Only the lines from the line holding "Transcribe this image's" through the final line of the entries below are to be returned, exactly as they stand.

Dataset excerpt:
+ + + +
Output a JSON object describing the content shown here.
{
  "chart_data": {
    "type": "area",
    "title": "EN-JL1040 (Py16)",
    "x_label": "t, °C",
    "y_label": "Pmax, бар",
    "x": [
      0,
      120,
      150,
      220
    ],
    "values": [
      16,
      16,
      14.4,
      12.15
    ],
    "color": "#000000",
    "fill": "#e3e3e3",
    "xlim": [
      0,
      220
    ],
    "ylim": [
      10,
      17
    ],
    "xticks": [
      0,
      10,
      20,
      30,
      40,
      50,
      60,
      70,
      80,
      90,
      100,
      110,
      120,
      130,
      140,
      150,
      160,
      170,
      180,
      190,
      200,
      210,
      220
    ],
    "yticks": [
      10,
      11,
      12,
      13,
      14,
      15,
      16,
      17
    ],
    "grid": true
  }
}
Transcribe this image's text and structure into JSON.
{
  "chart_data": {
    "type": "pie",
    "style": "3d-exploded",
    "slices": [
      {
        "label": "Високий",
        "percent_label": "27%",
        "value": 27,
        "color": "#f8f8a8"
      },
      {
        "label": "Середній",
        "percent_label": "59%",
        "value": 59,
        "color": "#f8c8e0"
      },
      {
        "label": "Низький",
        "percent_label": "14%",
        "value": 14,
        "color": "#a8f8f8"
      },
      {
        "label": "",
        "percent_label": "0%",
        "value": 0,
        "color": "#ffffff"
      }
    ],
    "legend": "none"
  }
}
+ + + +
**Result for this task**:
Transcribe this image's text and structure into JSON.
{
  "chart_data": {
    "type": "pie",
    "style": "3d-exploded",
    "slices": [
      {
        "label": "Високий",
        "percent_label": "27%",
        "value": 27,
        "color": "#f8f8a8"
      },
      {
        "label": "Середній",
        "percent_label": "59%",
        "value": 59,
        "color": "#f8c8e0"
      },
      {
        "label": "Низький",
        "percent_label": "14%",
        "value": 14,
        "color": "#a8f8f8"
      },
      {
        "label": "",
        "percent_label": "0%",
        "value": 0,
        "color": "#ffffff"
      }
    ],
    "legend": "none"
  }
}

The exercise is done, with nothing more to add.